→ **Collected data entries**
+ + +

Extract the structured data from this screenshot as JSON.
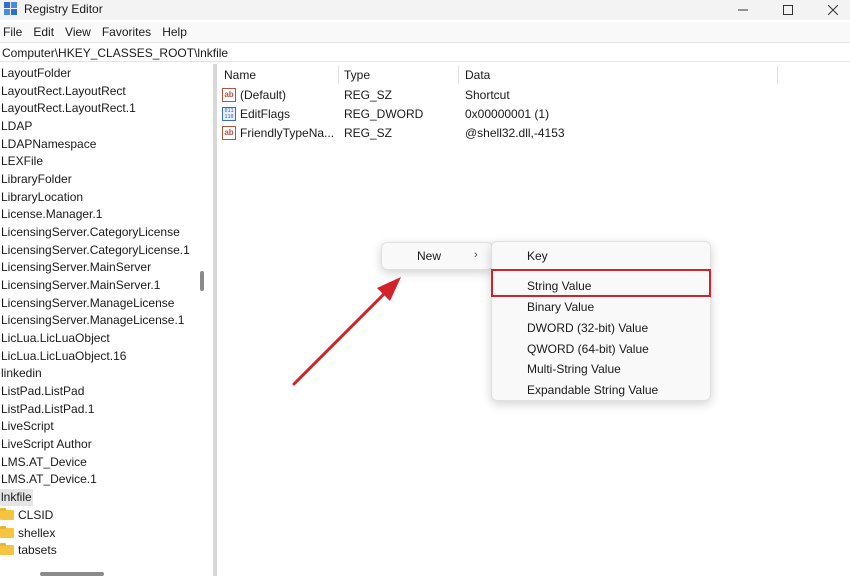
{
  "window": {
    "title": "Registry Editor",
    "controls": {
      "minimize": "—",
      "maximize": "☐",
      "close": "✕"
    }
  },
  "menubar": [
    "File",
    "Edit",
    "View",
    "Favorites",
    "Help"
  ],
  "address": {
    "path": "Computer\\HKEY_CLASSES_ROOT\\lnkfile"
  },
  "tree": {
    "items": [
      "LayoutFolder",
      "LayoutRect.LayoutRect",
      "LayoutRect.LayoutRect.1",
      "LDAP",
      "LDAPNamespace",
      "LEXFile",
      "LibraryFolder",
      "LibraryLocation",
      "License.Manager.1",
      "LicensingServer.CategoryLicense",
      "LicensingServer.CategoryLicense.1",
      "LicensingServer.MainServer",
      "LicensingServer.MainServer.1",
      "LicensingServer.ManageLicense",
      "LicensingServer.ManageLicense.1",
      "LicLua.LicLuaObject",
      "LicLua.LicLuaObject.16",
      "linkedin",
      "ListPad.ListPad",
      "ListPad.ListPad.1",
      "LiveScript",
      "LiveScript Author",
      "LMS.AT_Device",
      "LMS.AT_Device.1",
      "lnkfile"
    ],
    "selected": "lnkfile",
    "children": [
      "CLSID",
      "shellex",
      "tabsets"
    ]
  },
  "values": {
    "columns": {
      "name": "Name",
      "type": "Type",
      "data": "Data"
    },
    "rows": [
      {
        "icon": "string-value-icon",
        "name": "(Default)",
        "type": "REG_SZ",
        "data": "Shortcut"
      },
      {
        "icon": "binary-value-icon",
        "name": "EditFlags",
        "type": "REG_DWORD",
        "data": "0x00000001 (1)"
      },
      {
        "icon": "string-value-icon",
        "name": "FriendlyTypeNa...",
        "type": "REG_SZ",
        "data": "@shell32.dll,-4153"
      }
    ]
  },
  "context_menu": {
    "new_label": "New",
    "chevron": "›",
    "submenu": [
      "Key",
      "String Value",
      "Binary Value",
      "DWORD (32-bit) Value",
      "QWORD (64-bit) Value",
      "Multi-String Value",
      "Expandable String Value"
    ],
    "highlighted": "String Value"
  },
  "annotation": {
    "color": "#d2232a"
  }
}
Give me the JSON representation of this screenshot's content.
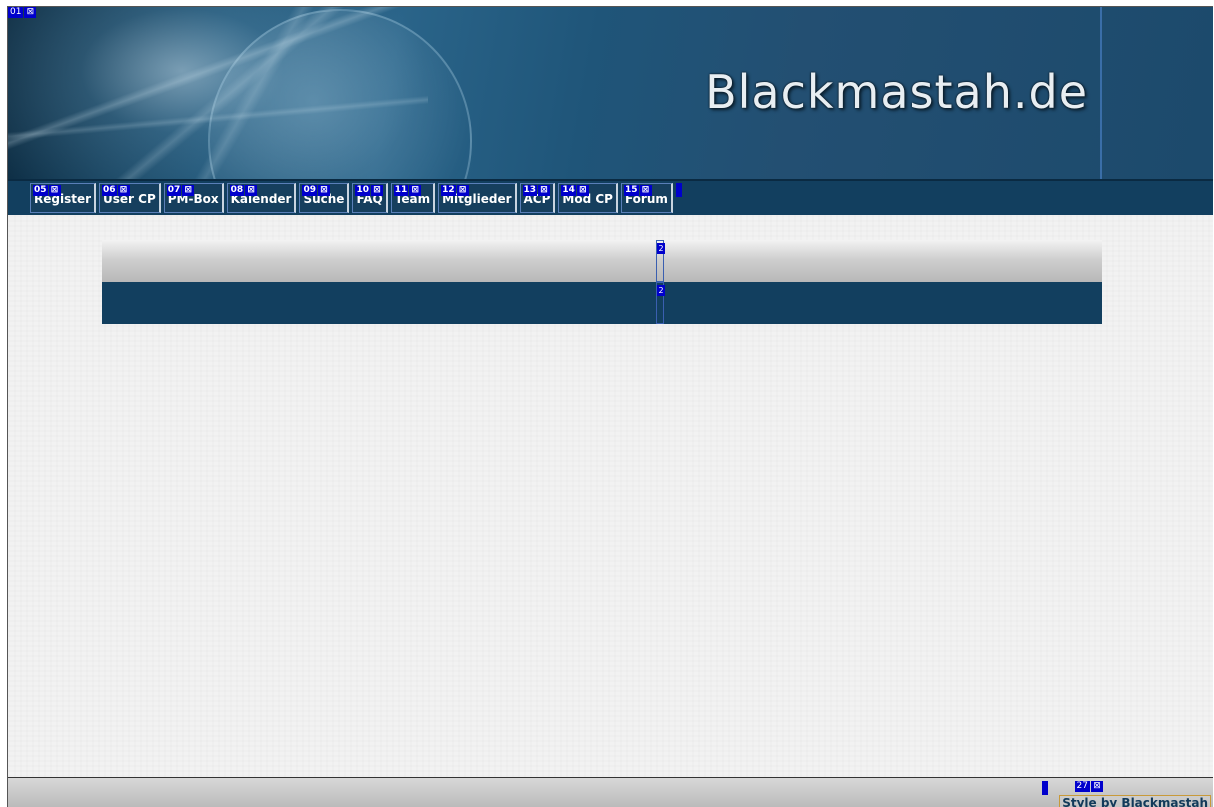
{
  "header": {
    "title": "Blackmastah.de",
    "badge": {
      "num": "01",
      "icon": "image-placeholder-icon"
    }
  },
  "nav": {
    "items": [
      {
        "num": "05",
        "label": "Register"
      },
      {
        "num": "06",
        "label": "User CP"
      },
      {
        "num": "07",
        "label": "PM-Box"
      },
      {
        "num": "08",
        "label": "Kalender"
      },
      {
        "num": "09",
        "label": "Suche"
      },
      {
        "num": "10",
        "label": "FAQ"
      },
      {
        "num": "11",
        "label": "Team"
      },
      {
        "num": "12",
        "label": "Mitglieder"
      },
      {
        "num": "13",
        "label": "ACP"
      },
      {
        "num": "14",
        "label": "Mod CP"
      },
      {
        "num": "15",
        "label": "Forum"
      }
    ],
    "badge_icon": "⊠"
  },
  "content": {
    "cell_marker_label": "2"
  },
  "footer": {
    "credit": "Style by Blackmastah",
    "badge": {
      "num": "27",
      "icon": "⊠"
    }
  },
  "colors": {
    "header_bg": "#1d5274",
    "nav_bg": "#123f5f",
    "marker_blue": "#0000cc",
    "page_bg": "#f2f2f2"
  }
}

+ + +

→ **Written problem**
Each line that contains the word "LicLua" counts toward the total; give only that total.

→ **Solution**
2